TASK INSTRUCTIONS: Print the listing as it stands, omitting all images.
-- start of PROVIDED DATA --
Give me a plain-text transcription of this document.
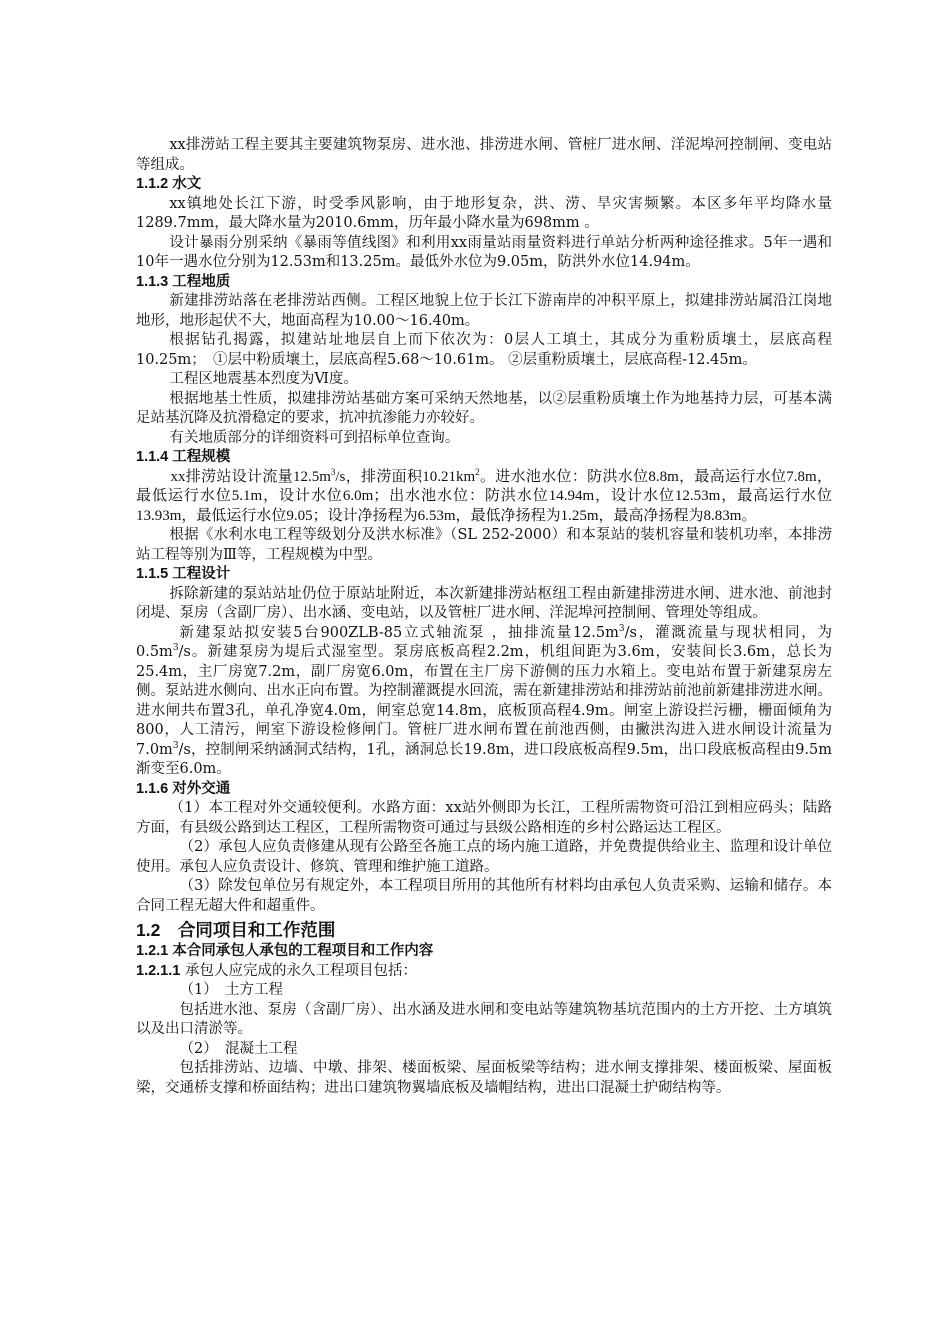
xx排涝站工程主要其主要建筑物泵房、进水池、排涝进水闸、管桩厂进水闸、洋泥埠河控制闸、变电站等组成。

1.1.2 水文

xx镇地处长江下游，时受季风影响，由于地形复杂，洪、涝、旱灾害频繁。本区多年平均降水量1289.7mm，最大降水量为2010.6mm，历年最小降水量为698mm 。

设计暴雨分别采纳《暴雨等值线图》和利用xx雨量站雨量资料进行单站分析两种途径推求。5年一遇和10年一遇水位分别为12.53m和13.25m。最低外水位为9.05m，防洪外水位14.94m。

1.1.3 工程地质

新建排涝站落在老排涝站西侧。工程区地貌上位于长江下游南岸的冲积平原上，拟建排涝站属沿江岗地地形，地形起伏不大，地面高程为10.00～16.40m。

根据钻孔揭露，拟建站址地层自上而下依次为：0层人工填土，其成分为重粉质壤土，层底高程10.25m；　①层中粉质壤土，层底高程5.68～10.61m。 ②层重粉质壤土，层底高程-12.45m。

工程区地震基本烈度为Ⅵ度。

根据地基土性质，拟建排涝站基础方案可采纳天然地基，以②层重粉质壤土作为地基持力层，可基本满足站基沉降及抗滑稳定的要求，抗冲抗渗能力亦较好。

有关地质部分的详细资料可到招标单位查询。

1.1.4 工程规模

xx排涝站设计流量$12.5m^3/s$，排涝面积$10.21km^2$。进水池水位：防洪水位8.8m，最高运行水位7.8m，最低运行水位5.1m，设计水位6.0m；出水池水位：防洪水位14.94m，设计水位12.53m，最高运行水位13.93m，最低运行水位9.05；设计净扬程为6.53m，最低净扬程为1.25m，最高净扬程为8.83m。

根据《水利水电工程等级划分及洪水标准》（SL 252-2000）和本泵站的装机容量和装机功率，本排涝站工程等别为Ⅲ等，工程规模为中型。

1.1.5 工程设计

拆除新建的泵站站址仍位于原站址附近，本次新建排涝站枢纽工程由新建排涝进水闸、进水池、前池封闭堤、泵房（含副厂房）、出水涵、变电站，以及管桩厂进水闸、洋泥埠河控制闸、管理处等组成。

新建泵站拟安装5台900ZLB-85立式轴流泵 ，抽排流量$12.5m^3/s$，灌溉流量与现状相同，为$0.5m^3/s$。新建泵房为堤后式湿室型。泵房底板高程2.2m，机组间距为3.6m，安装间长3.6m，总长为25.4m，主厂房宽7.2m，副厂房宽6.0m，布置在主厂房下游侧的压力水箱上。变电站布置于新建泵房左侧。泵站进水侧向、出水正向布置。为控制灌溉提水回流，需在新建排涝站和排涝站前池前新建排涝进水闸。进水闸共布置3孔，单孔净宽4.0m，闸室总宽14.8m，底板顶高程4.9m。闸室上游设拦污栅，栅面倾角为800，人工清污，闸室下游设检修闸门。管桩厂进水闸布置在前池西侧，由撇洪沟进入进水闸设计流量为$7.0m^3/s$，控制闸采纳涵洞式结构，1孔，涵洞总长19.8m，进口段底板高程9.5m，出口段底板高程由9.5m渐变至6.0m。

1.1.6 对外交通

（1）本工程对外交通较便利。水路方面：xx站外侧即为长江，工程所需物资可沿江到相应码头；陆路方面，有县级公路到达工程区，工程所需物资可通过与县级公路相连的乡村公路运达工程区。

（2）承包人应负责修建从现有公路至各施工点的场内施工道路，并免费提供给业主、监理和设计单位使用。承包人应负责设计、修筑、管理和维护施工道路。

（3）除发包单位另有规定外，本工程项目所用的其他所有材料均由承包人负责采购、运输和储存。本合同工程无超大件和超重件。

1.2　合同项目和工作范围
1.2.1 本合同承包人承包的工程项目和工作内容

1.2.1.1 承包人应完成的永久工程项目包括：

（1）　土方工程

包括进水池、泵房（含副厂房）、出水涵及进水闸和变电站等建筑物基坑范围内的土方开挖、土方填筑以及出口清淤等。

（2）　混凝土工程

包括排涝站、边墙、中墩、排架、楼面板梁、屋面板梁等结构；进水闸支撑排架、楼面板梁、屋面板梁，交通桥支撑和桥面结构；进出口建筑物翼墙底板及墙帽结构，进出口混凝土护砌结构等。
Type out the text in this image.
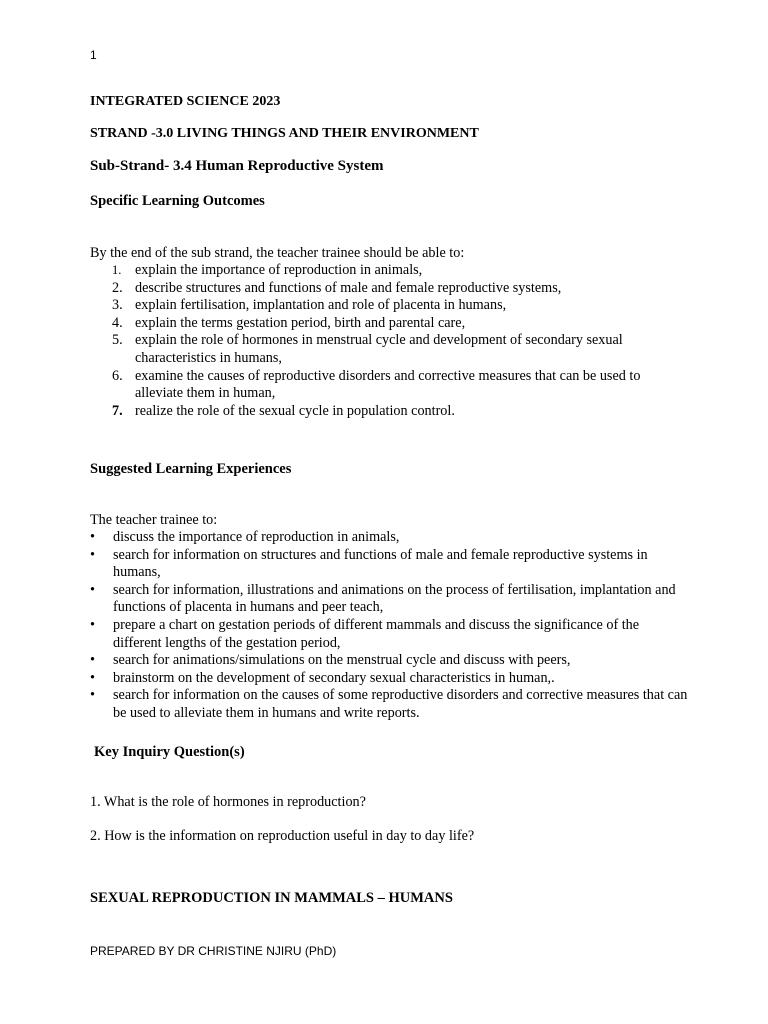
1
INTEGRATED SCIENCE 2023
STRAND -3.0 LIVING THINGS AND THEIR ENVIRONMENT
Sub-Strand- 3.4 Human Reproductive System
Specific Learning Outcomes
By the end of the sub strand, the teacher trainee should be able to:
1. explain the importance of reproduction in animals,
2. describe structures and functions of male and female reproductive systems,
3. explain fertilisation, implantation and role of placenta in humans,
4. explain the terms gestation period, birth and parental care,
5. explain the role of hormones in menstrual cycle and development of secondary sexual characteristics in humans,
6. examine the causes of reproductive disorders and corrective measures that can be used to alleviate them in human,
7. realize the role of the sexual cycle in population control.
Suggested Learning Experiences
The teacher trainee to:
• discuss the importance of reproduction in animals,
• search for information on structures and functions of male and female reproductive systems in humans,
• search for information, illustrations and animations on the process of fertilisation, implantation and functions of placenta in humans and peer teach,
• prepare a chart on gestation periods of different mammals and discuss the significance of the different lengths of the gestation period,
• search for animations/simulations on the menstrual cycle and discuss with peers,
• brainstorm on the development of secondary sexual characteristics in human,.
• search for information on the causes of some reproductive disorders and corrective measures that can be used to alleviate them in humans and write reports.
Key Inquiry Question(s)
1. What is the role of hormones in reproduction?
2. How is the information on reproduction useful in day to day life?
SEXUAL REPRODUCTION IN MAMMALS – HUMANS
PREPARED BY DR CHRISTINE NJIRU (PhD)
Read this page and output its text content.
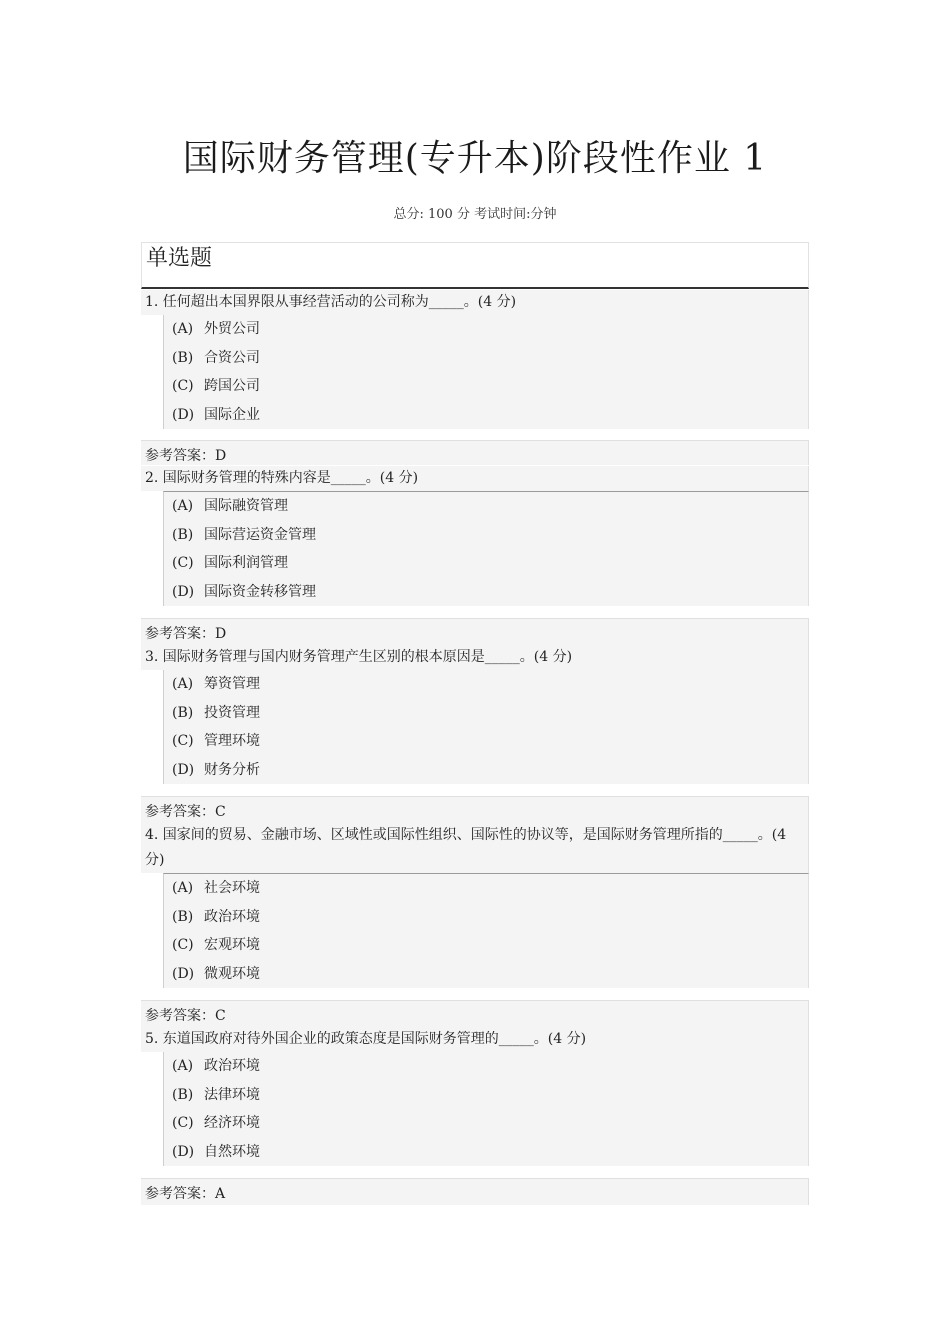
国际财务管理(专升本)阶段性作业 1
总分: 100 分 考试时间:分钟
单选题
1. 任何超出本国界限从事经营活动的公司称为_____。(4 分)
(A) 外贸公司
(B) 合资公司
(C) 跨国公司
(D) 国际企业
参考答案：D
2. 国际财务管理的特殊内容是_____。(4 分)
(A) 国际融资管理
(B) 国际营运资金管理
(C) 国际利润管理
(D) 国际资金转移管理
参考答案：D
3. 国际财务管理与国内财务管理产生区别的根本原因是_____。(4 分)
(A) 筹资管理
(B) 投资管理
(C) 管理环境
(D) 财务分析
参考答案：C
4. 国家间的贸易、金融市场、区域性或国际性组织、国际性的协议等，是国际财务管理所指的_____。(4 分)
(A) 社会环境
(B) 政治环境
(C) 宏观环境
(D) 微观环境
参考答案：C
5. 东道国政府对待外国企业的政策态度是国际财务管理的_____。(4 分)
(A) 政治环境
(B) 法律环境
(C) 经济环境
(D) 自然环境
参考答案：A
-- end of PROVIDED DATA --
SOLUTION FOR THIS TASK:
Give me a plain-text transcription of this document.
xx排涝站工程主要其主要建筑物泵房、进水池、排涝进水闸、管桩厂进水闸、洋泥埠河控制闸、变电站等组成。

1.1.2 水文

xx镇地处长江下游，时受季风影响，由于地形复杂，洪、涝、旱灾害频繁。本区多年平均降水量1289.7mm，最大降水量为2010.6mm，历年最小降水量为698mm 。

设计暴雨分别采纳《暴雨等值线图》和利用xx雨量站雨量资料进行单站分析两种途径推求。5年一遇和10年一遇水位分别为12.53m和13.25m。最低外水位为9.05m，防洪外水位14.94m。

1.1.3 工程地质

新建排涝站落在老排涝站西侧。工程区地貌上位于长江下游南岸的冲积平原上，拟建排涝站属沿江岗地地形，地形起伏不大，地面高程为10.00～16.40m。

根据钻孔揭露，拟建站址地层自上而下依次为：0层人工填土，其成分为重粉质壤土，层底高程10.25m；　①层中粉质壤土，层底高程5.68～10.61m。 ②层重粉质壤土，层底高程-12.45m。

工程区地震基本烈度为Ⅵ度。

根据地基土性质，拟建排涝站基础方案可采纳天然地基，以②层重粉质壤土作为地基持力层，可基本满足站基沉降及抗滑稳定的要求，抗冲抗渗能力亦较好。

有关地质部分的详细资料可到招标单位查询。

1.1.4 工程规模

xx排涝站设计流量$12.5m^3/s$，排涝面积$10.21km^2$。进水池水位：防洪水位8.8m，最高运行水位7.8m，最低运行水位5.1m，设计水位6.0m；出水池水位：防洪水位14.94m，设计水位12.53m，最高运行水位13.93m，最低运行水位9.05；设计净扬程为6.53m，最低净扬程为1.25m，最高净扬程为8.83m。

根据《水利水电工程等级划分及洪水标准》（SL 252-2000）和本泵站的装机容量和装机功率，本排涝站工程等别为Ⅲ等，工程规模为中型。

1.1.5 工程设计

拆除新建的泵站站址仍位于原站址附近，本次新建排涝站枢纽工程由新建排涝进水闸、进水池、前池封闭堤、泵房（含副厂房）、出水涵、变电站，以及管桩厂进水闸、洋泥埠河控制闸、管理处等组成。

新建泵站拟安装5台900ZLB-85立式轴流泵 ，抽排流量$12.5m^3/s$，灌溉流量与现状相同，为$0.5m^3/s$。新建泵房为堤后式湿室型。泵房底板高程2.2m，机组间距为3.6m，安装间长3.6m，总长为25.4m，主厂房宽7.2m，副厂房宽6.0m，布置在主厂房下游侧的压力水箱上。变电站布置于新建泵房左侧。泵站进水侧向、出水正向布置。为控制灌溉提水回流，需在新建排涝站和排涝站前池前新建排涝进水闸。进水闸共布置3孔，单孔净宽4.0m，闸室总宽14.8m，底板顶高程4.9m。闸室上游设拦污栅，栅面倾角为800，人工清污，闸室下游设检修闸门。管桩厂进水闸布置在前池西侧，由撇洪沟进入进水闸设计流量为$7.0m^3/s$，控制闸采纳涵洞式结构，1孔，涵洞总长19.8m，进口段底板高程9.5m，出口段底板高程由9.5m渐变至6.0m。

1.1.6 对外交通

（1）本工程对外交通较便利。水路方面：xx站外侧即为长江，工程所需物资可沿江到相应码头；陆路方面，有县级公路到达工程区，工程所需物资可通过与县级公路相连的乡村公路运达工程区。

（2）承包人应负责修建从现有公路至各施工点的场内施工道路，并免费提供给业主、监理和设计单位使用。承包人应负责设计、修筑、管理和维护施工道路。

（3）除发包单位另有规定外，本工程项目所用的其他所有材料均由承包人负责采购、运输和储存。本合同工程无超大件和超重件。

1.2　合同项目和工作范围
1.2.1 本合同承包人承包的工程项目和工作内容

1.2.1.1 承包人应完成的永久工程项目包括：

（1）　土方工程

包括进水池、泵房（含副厂房）、出水涵及进水闸和变电站等建筑物基坑范围内的土方开挖、土方填筑以及出口清淤等。

（2）　混凝土工程

包括排涝站、边墙、中墩、排架、楼面板梁、屋面板梁等结构；进水闸支撑排架、楼面板梁、屋面板梁，交通桥支撑和桥面结构；进出口建筑物翼墙底板及墙帽结构，进出口混凝土护砌结构等。
Type out the text in this image.
1
INTEGRATED SCIENCE 2023
STRAND -3.0 LIVING THINGS AND THEIR ENVIRONMENT
Sub-Strand- 3.4 Human Reproductive System
Specific Learning Outcomes
By the end of the sub strand, the teacher trainee should be able to:
1. explain the importance of reproduction in animals,
2. describe structures and functions of male and female reproductive systems,
3. explain fertilisation, implantation and role of placenta in humans,
4. explain the terms gestation period, birth and parental care,
5. explain the role of hormones in menstrual cycle and development of secondary sexual characteristics in humans,
6. examine the causes of reproductive disorders and corrective measures that can be used to alleviate them in human,
7. realize the role of the sexual cycle in population control.
Suggested Learning Experiences
The teacher trainee to:
• discuss the importance of reproduction in animals,
• search for information on structures and functions of male and female reproductive systems in humans,
• search for information, illustrations and animations on the process of fertilisation, implantation and functions of placenta in humans and peer teach,
• prepare a chart on gestation periods of different mammals and discuss the significance of the different lengths of the gestation period,
• search for animations/simulations on the menstrual cycle and discuss with peers,
• brainstorm on the development of secondary sexual characteristics in human,.
• search for information on the causes of some reproductive disorders and corrective measures that can be used to alleviate them in humans and write reports.
Key Inquiry Question(s)
1. What is the role of hormones in reproduction?
2. How is the information on reproduction useful in day to day life?
SEXUAL REPRODUCTION IN MAMMALS – HUMANS
PREPARED BY DR CHRISTINE NJIRU (PhD)
Read this page and output its text content.
国际财务管理(专升本)阶段性作业 1
总分: 100 分 考试时间:分钟
单选题
1. 任何超出本国界限从事经营活动的公司称为_____。(4 分)
(A) 外贸公司
(B) 合资公司
(C) 跨国公司
(D) 国际企业
参考答案：D
2. 国际财务管理的特殊内容是_____。(4 分)
(A) 国际融资管理
(B) 国际营运资金管理
(C) 国际利润管理
(D) 国际资金转移管理
参考答案：D
3. 国际财务管理与国内财务管理产生区别的根本原因是_____。(4 分)
(A) 筹资管理
(B) 投资管理
(C) 管理环境
(D) 财务分析
参考答案：C
4. 国家间的贸易、金融市场、区域性或国际性组织、国际性的协议等，是国际财务管理所指的_____。(4 分)
(A) 社会环境
(B) 政治环境
(C) 宏观环境
(D) 微观环境
参考答案：C
5. 东道国政府对待外国企业的政策态度是国际财务管理的_____。(4 分)
(A) 政治环境
(B) 法律环境
(C) 经济环境
(D) 自然环境
参考答案：A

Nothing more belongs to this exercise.